[Collected data entries]
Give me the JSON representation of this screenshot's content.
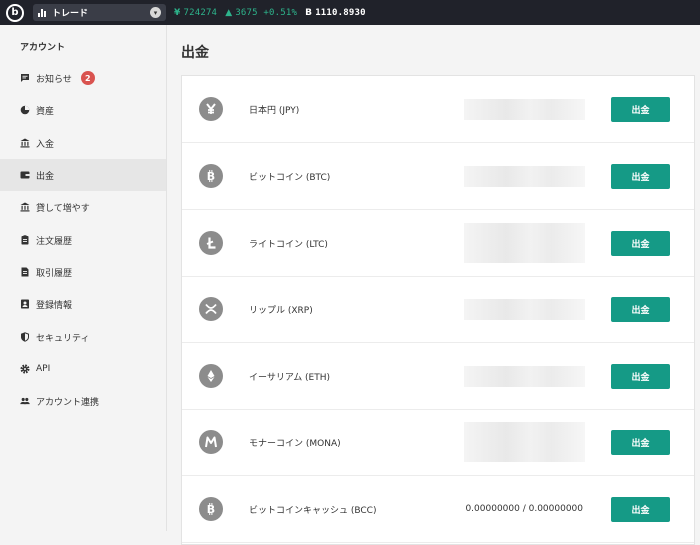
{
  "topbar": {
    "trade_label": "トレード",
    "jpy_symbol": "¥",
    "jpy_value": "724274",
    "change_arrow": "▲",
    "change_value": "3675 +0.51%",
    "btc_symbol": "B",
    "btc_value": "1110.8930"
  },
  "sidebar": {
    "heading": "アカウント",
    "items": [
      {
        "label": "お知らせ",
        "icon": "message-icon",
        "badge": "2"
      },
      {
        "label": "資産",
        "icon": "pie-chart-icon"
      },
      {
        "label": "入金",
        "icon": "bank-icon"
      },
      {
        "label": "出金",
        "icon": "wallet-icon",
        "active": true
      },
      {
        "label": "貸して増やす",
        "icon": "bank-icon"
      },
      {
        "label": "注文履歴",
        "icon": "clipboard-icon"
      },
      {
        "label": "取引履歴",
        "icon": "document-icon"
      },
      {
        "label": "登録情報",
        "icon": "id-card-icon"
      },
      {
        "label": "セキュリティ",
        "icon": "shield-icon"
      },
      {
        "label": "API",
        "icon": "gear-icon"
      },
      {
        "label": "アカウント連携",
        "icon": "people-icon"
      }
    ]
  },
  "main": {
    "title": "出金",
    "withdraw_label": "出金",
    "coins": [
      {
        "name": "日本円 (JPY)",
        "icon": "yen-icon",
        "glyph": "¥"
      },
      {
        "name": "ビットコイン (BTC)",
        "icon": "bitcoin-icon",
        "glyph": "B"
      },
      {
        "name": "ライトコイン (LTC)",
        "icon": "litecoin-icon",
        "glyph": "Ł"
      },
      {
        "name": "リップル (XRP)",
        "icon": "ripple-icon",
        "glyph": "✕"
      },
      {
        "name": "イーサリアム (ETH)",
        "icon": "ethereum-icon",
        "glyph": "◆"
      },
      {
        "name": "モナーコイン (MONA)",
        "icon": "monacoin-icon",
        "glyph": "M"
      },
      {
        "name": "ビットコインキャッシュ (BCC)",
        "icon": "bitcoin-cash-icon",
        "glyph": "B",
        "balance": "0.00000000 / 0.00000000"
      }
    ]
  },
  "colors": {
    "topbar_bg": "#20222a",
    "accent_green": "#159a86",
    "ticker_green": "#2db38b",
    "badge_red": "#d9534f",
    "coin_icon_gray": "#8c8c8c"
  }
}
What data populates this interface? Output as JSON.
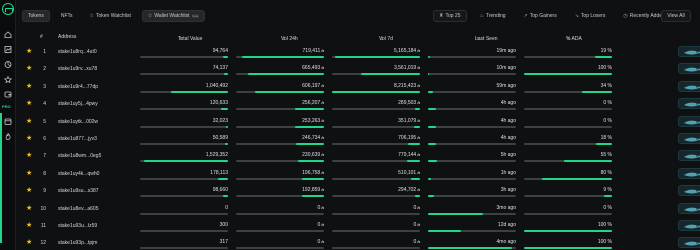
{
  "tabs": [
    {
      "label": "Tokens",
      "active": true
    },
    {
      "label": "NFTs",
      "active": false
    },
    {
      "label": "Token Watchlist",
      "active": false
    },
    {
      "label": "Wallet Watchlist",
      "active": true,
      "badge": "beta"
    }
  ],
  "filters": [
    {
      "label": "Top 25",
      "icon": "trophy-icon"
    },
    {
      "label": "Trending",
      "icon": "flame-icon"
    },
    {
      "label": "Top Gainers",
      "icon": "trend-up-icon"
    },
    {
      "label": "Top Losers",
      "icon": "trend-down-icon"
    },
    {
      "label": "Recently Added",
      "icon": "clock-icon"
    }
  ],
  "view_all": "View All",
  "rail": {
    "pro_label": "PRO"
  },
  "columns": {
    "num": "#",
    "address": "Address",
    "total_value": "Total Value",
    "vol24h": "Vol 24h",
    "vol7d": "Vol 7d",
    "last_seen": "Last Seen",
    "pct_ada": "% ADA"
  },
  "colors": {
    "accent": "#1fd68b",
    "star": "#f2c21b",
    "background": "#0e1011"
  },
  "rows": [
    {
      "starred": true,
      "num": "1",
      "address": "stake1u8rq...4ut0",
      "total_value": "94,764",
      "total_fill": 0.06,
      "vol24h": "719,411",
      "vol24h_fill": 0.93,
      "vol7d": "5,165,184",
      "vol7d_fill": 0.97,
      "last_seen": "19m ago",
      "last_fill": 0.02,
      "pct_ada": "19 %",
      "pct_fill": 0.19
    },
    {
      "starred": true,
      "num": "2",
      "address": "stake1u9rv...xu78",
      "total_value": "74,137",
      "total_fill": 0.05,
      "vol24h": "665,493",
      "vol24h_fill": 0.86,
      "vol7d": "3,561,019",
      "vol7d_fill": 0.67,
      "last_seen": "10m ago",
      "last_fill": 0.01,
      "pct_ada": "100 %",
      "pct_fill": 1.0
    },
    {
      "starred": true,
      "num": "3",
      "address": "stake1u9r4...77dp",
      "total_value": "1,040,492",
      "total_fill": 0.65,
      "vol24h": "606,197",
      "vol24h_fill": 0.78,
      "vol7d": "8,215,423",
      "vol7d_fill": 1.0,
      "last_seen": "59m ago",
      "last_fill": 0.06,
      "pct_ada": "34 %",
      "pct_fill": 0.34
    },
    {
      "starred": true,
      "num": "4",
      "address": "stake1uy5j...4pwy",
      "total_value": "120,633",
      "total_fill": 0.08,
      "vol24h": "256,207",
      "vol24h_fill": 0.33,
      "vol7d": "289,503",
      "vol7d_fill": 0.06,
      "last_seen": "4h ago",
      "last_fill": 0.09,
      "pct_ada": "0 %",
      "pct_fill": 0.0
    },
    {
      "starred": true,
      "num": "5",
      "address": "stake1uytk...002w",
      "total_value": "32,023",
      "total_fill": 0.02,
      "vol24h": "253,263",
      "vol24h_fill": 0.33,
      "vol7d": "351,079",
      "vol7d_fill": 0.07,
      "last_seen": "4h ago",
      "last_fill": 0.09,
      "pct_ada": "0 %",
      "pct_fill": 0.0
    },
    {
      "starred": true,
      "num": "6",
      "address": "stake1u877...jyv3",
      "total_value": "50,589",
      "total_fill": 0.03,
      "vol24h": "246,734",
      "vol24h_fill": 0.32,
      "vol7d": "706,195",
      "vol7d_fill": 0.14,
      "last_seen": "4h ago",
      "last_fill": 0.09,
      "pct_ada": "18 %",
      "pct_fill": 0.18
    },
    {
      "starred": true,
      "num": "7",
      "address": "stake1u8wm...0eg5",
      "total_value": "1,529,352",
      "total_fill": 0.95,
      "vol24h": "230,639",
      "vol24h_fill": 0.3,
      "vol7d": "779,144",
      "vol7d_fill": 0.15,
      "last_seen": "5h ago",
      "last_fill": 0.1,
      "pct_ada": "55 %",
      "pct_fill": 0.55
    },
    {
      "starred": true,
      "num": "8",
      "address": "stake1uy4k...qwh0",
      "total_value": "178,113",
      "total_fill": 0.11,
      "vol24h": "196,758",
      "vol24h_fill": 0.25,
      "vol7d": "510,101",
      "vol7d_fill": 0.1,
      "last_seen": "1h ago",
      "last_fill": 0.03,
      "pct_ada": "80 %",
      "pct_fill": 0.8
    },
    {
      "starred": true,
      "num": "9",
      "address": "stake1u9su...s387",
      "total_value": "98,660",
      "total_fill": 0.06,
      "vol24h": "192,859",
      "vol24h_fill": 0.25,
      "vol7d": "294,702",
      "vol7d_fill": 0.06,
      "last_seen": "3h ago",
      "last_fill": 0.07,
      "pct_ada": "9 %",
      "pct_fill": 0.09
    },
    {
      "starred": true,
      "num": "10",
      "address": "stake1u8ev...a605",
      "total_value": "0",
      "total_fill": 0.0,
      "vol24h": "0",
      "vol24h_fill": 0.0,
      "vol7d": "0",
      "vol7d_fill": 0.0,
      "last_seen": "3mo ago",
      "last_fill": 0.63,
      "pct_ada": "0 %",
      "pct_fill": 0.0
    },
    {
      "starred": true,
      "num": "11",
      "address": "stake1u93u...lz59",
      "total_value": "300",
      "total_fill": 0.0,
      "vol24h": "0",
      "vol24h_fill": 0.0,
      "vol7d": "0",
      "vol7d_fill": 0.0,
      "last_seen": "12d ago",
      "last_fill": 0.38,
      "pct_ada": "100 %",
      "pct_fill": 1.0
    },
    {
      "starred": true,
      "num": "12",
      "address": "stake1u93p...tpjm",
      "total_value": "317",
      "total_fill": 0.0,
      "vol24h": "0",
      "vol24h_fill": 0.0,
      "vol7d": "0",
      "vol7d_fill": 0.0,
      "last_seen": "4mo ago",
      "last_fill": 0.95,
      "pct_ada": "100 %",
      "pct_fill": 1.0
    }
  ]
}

**EXERCISE AIM**
Go through the records and copy each line with "active" in it.

**RESULT OF THE EXERCISE**
        "active": true
      "active": true
      "active": false
      "active": false
      "active": true,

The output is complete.